Extracted data entries:
+===+
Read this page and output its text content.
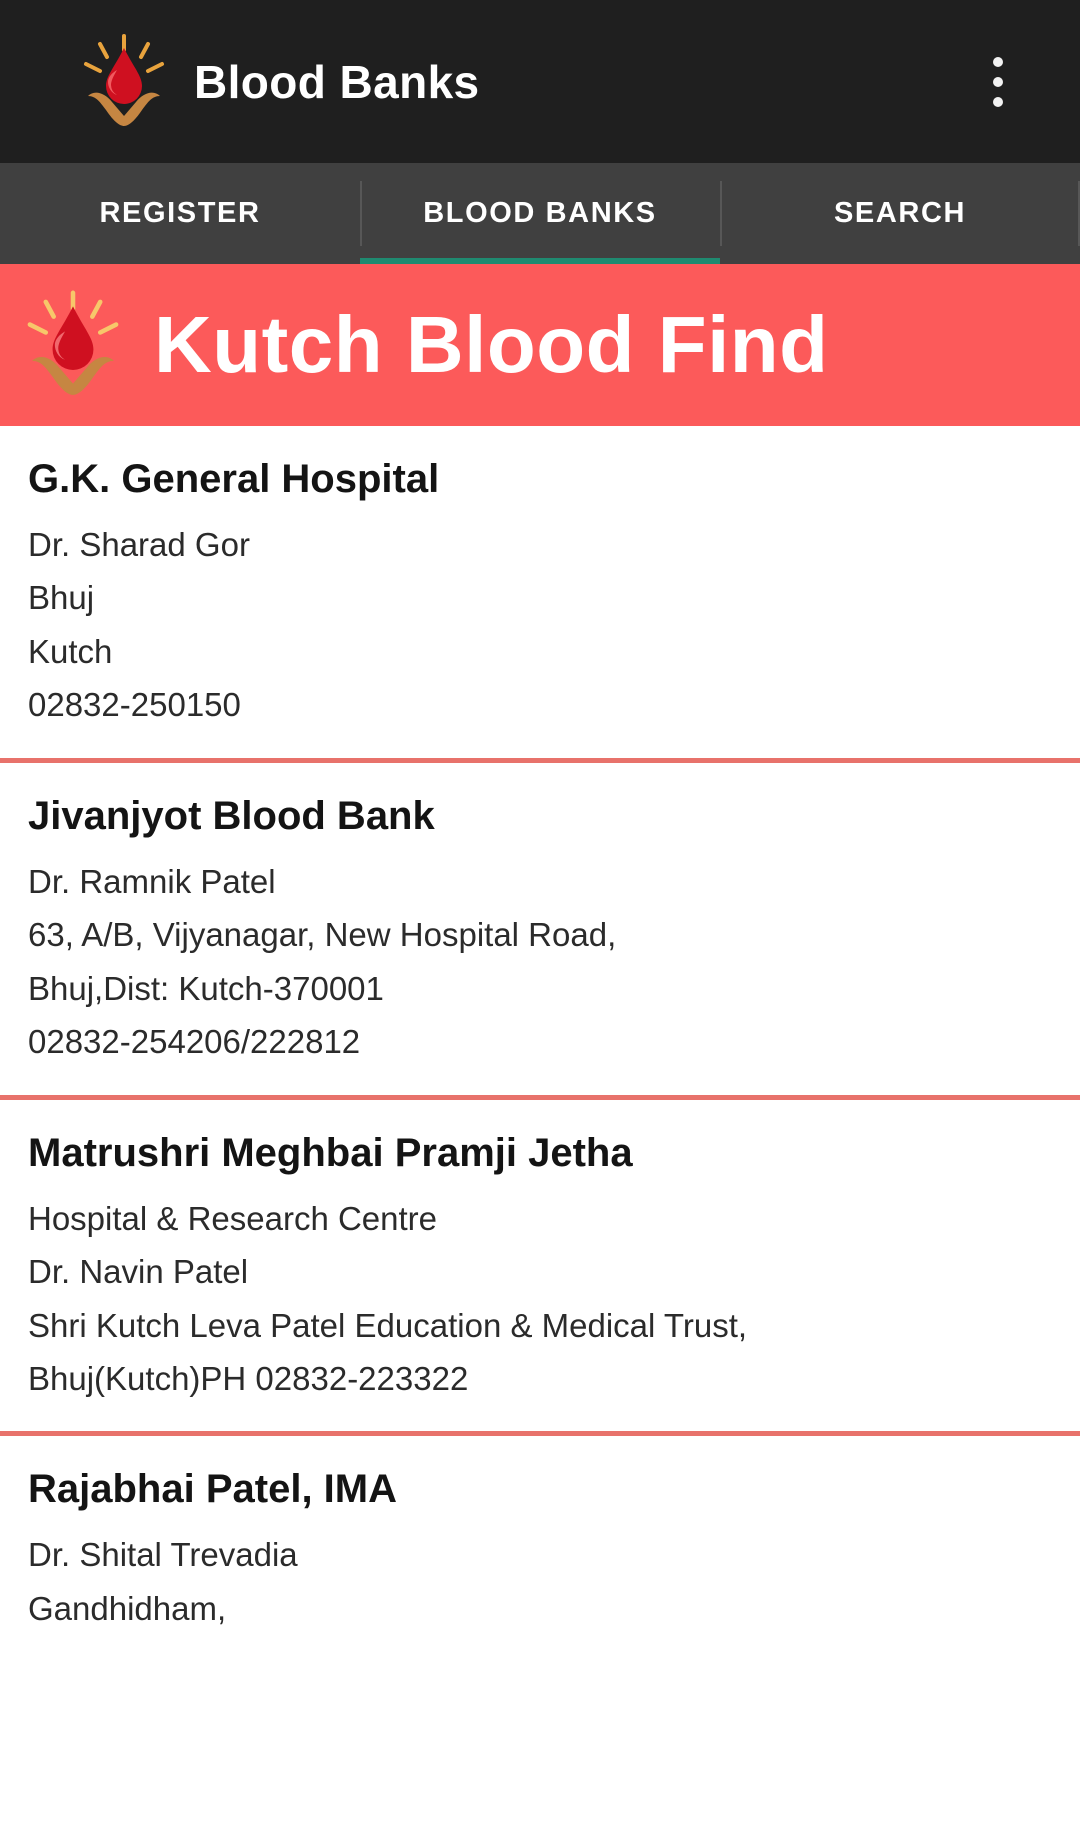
Blood Banks
REGISTER	BLOOD BANKS	SEARCH
Kutch Blood Find
G.K. General Hospital
Dr. Sharad Gor
Bhuj
Kutch
02832-250150
Jivanjyot Blood Bank
Dr. Ramnik Patel
63, A/B, Vijyanagar, New Hospital Road,
Bhuj,Dist: Kutch-370001
02832-254206/222812
Matrushri Meghbai Pramji Jetha
Hospital & Research Centre
Dr. Navin Patel
Shri Kutch Leva Patel Education & Medical Trust,
Bhuj(Kutch)PH 02832-223322
Rajabhai Patel, IMA
Dr. Shital Trevadia
Gandhidham,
+===+
Make an exact copy of the listing above. Do not include the pictures.

*RESULT BELOW*:
Read this page and output its text content.
Blood Banks
REGISTER	BLOOD BANKS	SEARCH
Kutch Blood Find
G.K. General Hospital
Dr. Sharad Gor
Bhuj
Kutch
02832-250150
Jivanjyot Blood Bank
Dr. Ramnik Patel
63, A/B, Vijyanagar, New Hospital Road,
Bhuj,Dist: Kutch-370001
02832-254206/222812
Matrushri Meghbai Pramji Jetha
Hospital & Research Centre
Dr. Navin Patel
Shri Kutch Leva Patel Education & Medical Trust,
Bhuj(Kutch)PH 02832-223322
Rajabhai Patel, IMA
Dr. Shital Trevadia
Gandhidham,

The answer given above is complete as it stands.